Data excerpts:

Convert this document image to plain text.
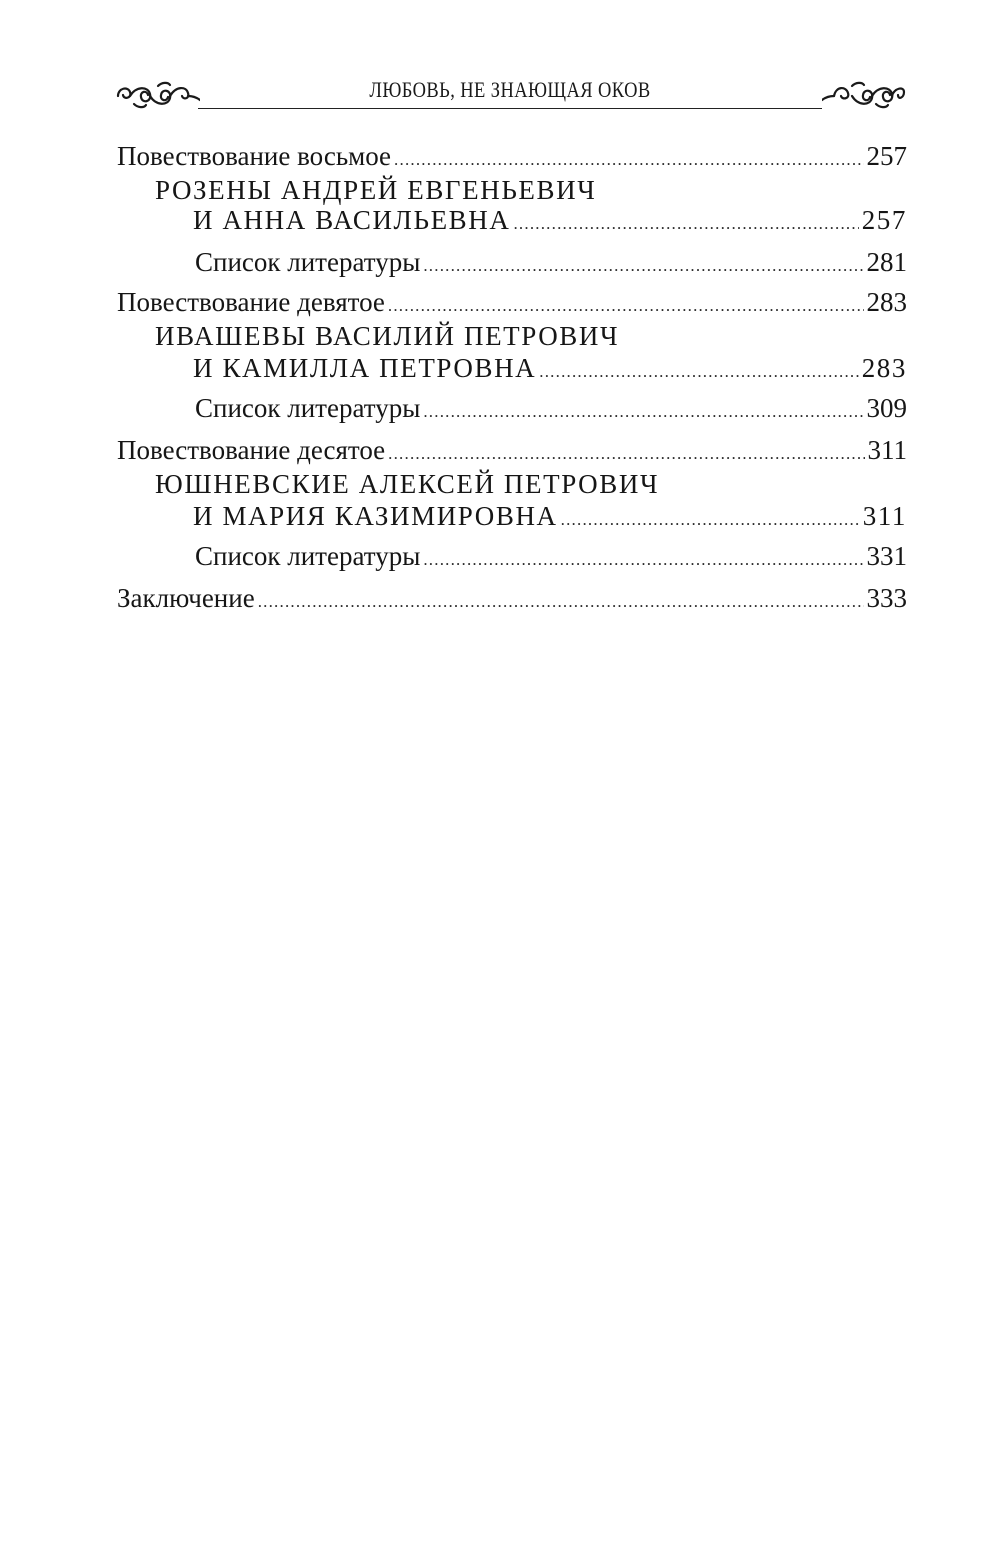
ЛЮБОВЬ, НЕ ЗНАЮЩАЯ ОКОВ
Повествование восьмое .....	257
РОЗЕНЫ АНДРЕЙ ЕВГЕНЬЕВИЧ
И АННА ВАСИЛЬЕВНА .....	257
Список литературы .....	281
Повествование девятое .....	283
ИВАШЕВЫ ВАСИЛИЙ ПЕТРОВИЧ
И КАМИЛЛА ПЕТРОВНА .....	283
Список литературы .....	309
Повествование десятое .....	311
ЮШНЕВСКИЕ АЛЕКСЕЙ ПЕТРОВИЧ
И МАРИЯ КАЗИМИРОВНА .....	311
Список литературы .....	331
Заключение .....	333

Your instructions: Every record must be copied exactly, with images dropped from the result.

Final result:
Convert this document image to plain text.
ЛЮБОВЬ, НЕ ЗНАЮЩАЯ ОКОВ
Повествование восьмое .....	257
РОЗЕНЫ АНДРЕЙ ЕВГЕНЬЕВИЧ
И АННА ВАСИЛЬЕВНА .....	257
Список литературы .....	281
Повествование девятое .....	283
ИВАШЕВЫ ВАСИЛИЙ ПЕТРОВИЧ
И КАМИЛЛА ПЕТРОВНА .....	283
Список литературы .....	309
Повествование десятое .....	311
ЮШНЕВСКИЕ АЛЕКСЕЙ ПЕТРОВИЧ
И МАРИЯ КАЗИМИРОВНА .....	311
Список литературы .....	331
Заключение .....	333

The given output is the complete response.